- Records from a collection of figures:
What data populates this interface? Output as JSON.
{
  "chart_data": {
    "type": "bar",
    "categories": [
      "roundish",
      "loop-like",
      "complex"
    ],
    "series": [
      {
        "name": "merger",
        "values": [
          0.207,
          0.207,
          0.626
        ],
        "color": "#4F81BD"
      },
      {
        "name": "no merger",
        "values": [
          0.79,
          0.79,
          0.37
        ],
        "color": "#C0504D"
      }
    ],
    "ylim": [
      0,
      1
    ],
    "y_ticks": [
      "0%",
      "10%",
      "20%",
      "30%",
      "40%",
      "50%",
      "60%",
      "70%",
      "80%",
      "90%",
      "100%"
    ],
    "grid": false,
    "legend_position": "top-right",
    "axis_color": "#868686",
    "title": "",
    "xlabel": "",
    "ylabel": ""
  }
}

- STATED GOAL: Retype the records above exactly.

- SOLUTION FOR THIS PROBLEM:
What data populates this interface? Output as JSON.
{
  "chart_data": {
    "type": "bar",
    "categories": [
      "roundish",
      "loop-like",
      "complex"
    ],
    "series": [
      {
        "name": "merger",
        "values": [
          0.207,
          0.207,
          0.626
        ],
        "color": "#4F81BD"
      },
      {
        "name": "no merger",
        "values": [
          0.79,
          0.79,
          0.37
        ],
        "color": "#C0504D"
      }
    ],
    "ylim": [
      0,
      1
    ],
    "y_ticks": [
      "0%",
      "10%",
      "20%",
      "30%",
      "40%",
      "50%",
      "60%",
      "70%",
      "80%",
      "90%",
      "100%"
    ],
    "grid": false,
    "legend_position": "top-right",
    "axis_color": "#868686",
    "title": "",
    "xlabel": "",
    "ylabel": ""
  }
}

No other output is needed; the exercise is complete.